### What to do
Print all the records exactly, please.

### Stored rows

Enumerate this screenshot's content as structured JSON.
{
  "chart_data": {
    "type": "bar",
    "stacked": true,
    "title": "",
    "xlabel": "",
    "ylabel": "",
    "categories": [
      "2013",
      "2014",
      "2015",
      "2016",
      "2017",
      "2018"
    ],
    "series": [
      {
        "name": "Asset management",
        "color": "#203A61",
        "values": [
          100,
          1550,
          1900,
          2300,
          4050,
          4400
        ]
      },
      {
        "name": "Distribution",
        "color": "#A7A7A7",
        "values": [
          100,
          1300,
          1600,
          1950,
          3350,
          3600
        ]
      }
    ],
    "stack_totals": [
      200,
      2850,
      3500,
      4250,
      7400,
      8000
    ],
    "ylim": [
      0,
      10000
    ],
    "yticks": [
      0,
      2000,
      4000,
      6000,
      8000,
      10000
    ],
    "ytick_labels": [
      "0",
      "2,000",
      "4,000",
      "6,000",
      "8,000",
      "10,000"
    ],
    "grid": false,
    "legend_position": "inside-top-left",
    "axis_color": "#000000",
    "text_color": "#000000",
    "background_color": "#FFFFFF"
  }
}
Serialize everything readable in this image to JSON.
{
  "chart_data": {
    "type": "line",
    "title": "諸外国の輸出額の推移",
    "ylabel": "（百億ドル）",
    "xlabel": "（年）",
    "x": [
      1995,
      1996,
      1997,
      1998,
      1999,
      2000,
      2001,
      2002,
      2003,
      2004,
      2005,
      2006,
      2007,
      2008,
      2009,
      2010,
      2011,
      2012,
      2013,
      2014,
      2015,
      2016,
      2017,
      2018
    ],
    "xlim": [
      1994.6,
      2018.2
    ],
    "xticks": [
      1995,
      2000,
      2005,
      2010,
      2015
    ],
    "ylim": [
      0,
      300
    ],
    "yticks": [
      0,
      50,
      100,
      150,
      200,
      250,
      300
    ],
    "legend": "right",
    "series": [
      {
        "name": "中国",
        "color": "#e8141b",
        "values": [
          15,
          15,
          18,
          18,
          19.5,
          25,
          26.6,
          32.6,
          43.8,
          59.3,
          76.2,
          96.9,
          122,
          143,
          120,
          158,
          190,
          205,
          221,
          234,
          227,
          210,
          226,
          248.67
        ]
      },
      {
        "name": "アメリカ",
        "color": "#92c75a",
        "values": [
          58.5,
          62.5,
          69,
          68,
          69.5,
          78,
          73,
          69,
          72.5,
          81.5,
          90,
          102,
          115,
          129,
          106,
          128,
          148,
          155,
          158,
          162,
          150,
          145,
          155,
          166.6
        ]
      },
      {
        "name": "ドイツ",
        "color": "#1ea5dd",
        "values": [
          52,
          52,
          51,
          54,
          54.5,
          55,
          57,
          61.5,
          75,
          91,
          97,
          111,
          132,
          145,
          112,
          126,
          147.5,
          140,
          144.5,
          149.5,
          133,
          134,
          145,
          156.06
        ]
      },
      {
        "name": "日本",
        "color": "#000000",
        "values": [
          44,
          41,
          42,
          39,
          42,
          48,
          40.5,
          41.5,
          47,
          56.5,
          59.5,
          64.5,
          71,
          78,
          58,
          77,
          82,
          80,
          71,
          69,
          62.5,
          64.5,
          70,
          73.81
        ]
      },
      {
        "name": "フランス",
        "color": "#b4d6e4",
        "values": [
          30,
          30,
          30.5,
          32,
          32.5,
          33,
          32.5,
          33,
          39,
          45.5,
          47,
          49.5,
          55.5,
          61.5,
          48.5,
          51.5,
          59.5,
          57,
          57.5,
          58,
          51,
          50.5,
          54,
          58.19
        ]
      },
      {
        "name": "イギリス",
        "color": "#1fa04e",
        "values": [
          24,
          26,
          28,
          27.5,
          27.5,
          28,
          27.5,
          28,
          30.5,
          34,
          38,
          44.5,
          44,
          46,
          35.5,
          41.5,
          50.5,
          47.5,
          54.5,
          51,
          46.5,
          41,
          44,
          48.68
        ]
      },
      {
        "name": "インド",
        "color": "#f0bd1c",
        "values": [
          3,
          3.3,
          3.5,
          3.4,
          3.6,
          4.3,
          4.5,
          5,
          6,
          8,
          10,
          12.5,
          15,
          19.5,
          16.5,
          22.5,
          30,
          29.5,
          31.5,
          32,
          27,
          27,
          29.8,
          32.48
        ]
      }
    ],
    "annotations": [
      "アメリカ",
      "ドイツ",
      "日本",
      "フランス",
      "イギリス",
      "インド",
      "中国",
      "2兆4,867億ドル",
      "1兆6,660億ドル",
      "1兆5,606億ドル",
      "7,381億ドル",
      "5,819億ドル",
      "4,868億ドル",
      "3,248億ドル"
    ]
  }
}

### Solution to this exercise
Enumerate this screenshot's content as structured JSON.
{
  "chart_data": {
    "type": "bar",
    "stacked": true,
    "title": "",
    "xlabel": "",
    "ylabel": "",
    "categories": [
      "2013",
      "2014",
      "2015",
      "2016",
      "2017",
      "2018"
    ],
    "series": [
      {
        "name": "Asset management",
        "color": "#203A61",
        "values": [
          100,
          1550,
          1900,
          2300,
          4050,
          4400
        ]
      },
      {
        "name": "Distribution",
        "color": "#A7A7A7",
        "values": [
          100,
          1300,
          1600,
          1950,
          3350,
          3600
        ]
      }
    ],
    "stack_totals": [
      200,
      2850,
      3500,
      4250,
      7400,
      8000
    ],
    "ylim": [
      0,
      10000
    ],
    "yticks": [
      0,
      2000,
      4000,
      6000,
      8000,
      10000
    ],
    "ytick_labels": [
      "0",
      "2,000",
      "4,000",
      "6,000",
      "8,000",
      "10,000"
    ],
    "grid": false,
    "legend_position": "inside-top-left",
    "axis_color": "#000000",
    "text_color": "#000000",
    "background_color": "#FFFFFF"
  }
}
Serialize everything readable in this image to JSON.
{
  "chart_data": {
    "type": "line",
    "title": "諸外国の輸出額の推移",
    "ylabel": "（百億ドル）",
    "xlabel": "（年）",
    "x": [
      1995,
      1996,
      1997,
      1998,
      1999,
      2000,
      2001,
      2002,
      2003,
      2004,
      2005,
      2006,
      2007,
      2008,
      2009,
      2010,
      2011,
      2012,
      2013,
      2014,
      2015,
      2016,
      2017,
      2018
    ],
    "xlim": [
      1994.6,
      2018.2
    ],
    "xticks": [
      1995,
      2000,
      2005,
      2010,
      2015
    ],
    "ylim": [
      0,
      300
    ],
    "yticks": [
      0,
      50,
      100,
      150,
      200,
      250,
      300
    ],
    "legend": "right",
    "series": [
      {
        "name": "中国",
        "color": "#e8141b",
        "values": [
          15,
          15,
          18,
          18,
          19.5,
          25,
          26.6,
          32.6,
          43.8,
          59.3,
          76.2,
          96.9,
          122,
          143,
          120,
          158,
          190,
          205,
          221,
          234,
          227,
          210,
          226,
          248.67
        ]
      },
      {
        "name": "アメリカ",
        "color": "#92c75a",
        "values": [
          58.5,
          62.5,
          69,
          68,
          69.5,
          78,
          73,
          69,
          72.5,
          81.5,
          90,
          102,
          115,
          129,
          106,
          128,
          148,
          155,
          158,
          162,
          150,
          145,
          155,
          166.6
        ]
      },
      {
        "name": "ドイツ",
        "color": "#1ea5dd",
        "values": [
          52,
          52,
          51,
          54,
          54.5,
          55,
          57,
          61.5,
          75,
          91,
          97,
          111,
          132,
          145,
          112,
          126,
          147.5,
          140,
          144.5,
          149.5,
          133,
          134,
          145,
          156.06
        ]
      },
      {
        "name": "日本",
        "color": "#000000",
        "values": [
          44,
          41,
          42,
          39,
          42,
          48,
          40.5,
          41.5,
          47,
          56.5,
          59.5,
          64.5,
          71,
          78,
          58,
          77,
          82,
          80,
          71,
          69,
          62.5,
          64.5,
          70,
          73.81
        ]
      },
      {
        "name": "フランス",
        "color": "#b4d6e4",
        "values": [
          30,
          30,
          30.5,
          32,
          32.5,
          33,
          32.5,
          33,
          39,
          45.5,
          47,
          49.5,
          55.5,
          61.5,
          48.5,
          51.5,
          59.5,
          57,
          57.5,
          58,
          51,
          50.5,
          54,
          58.19
        ]
      },
      {
        "name": "イギリス",
        "color": "#1fa04e",
        "values": [
          24,
          26,
          28,
          27.5,
          27.5,
          28,
          27.5,
          28,
          30.5,
          34,
          38,
          44.5,
          44,
          46,
          35.5,
          41.5,
          50.5,
          47.5,
          54.5,
          51,
          46.5,
          41,
          44,
          48.68
        ]
      },
      {
        "name": "インド",
        "color": "#f0bd1c",
        "values": [
          3,
          3.3,
          3.5,
          3.4,
          3.6,
          4.3,
          4.5,
          5,
          6,
          8,
          10,
          12.5,
          15,
          19.5,
          16.5,
          22.5,
          30,
          29.5,
          31.5,
          32,
          27,
          27,
          29.8,
          32.48
        ]
      }
    ],
    "annotations": [
      "アメリカ",
      "ドイツ",
      "日本",
      "フランス",
      "イギリス",
      "インド",
      "中国",
      "2兆4,867億ドル",
      "1兆6,660億ドル",
      "1兆5,606億ドル",
      "7,381億ドル",
      "5,819億ドル",
      "4,868億ドル",
      "3,248億ドル"
    ]
  }
}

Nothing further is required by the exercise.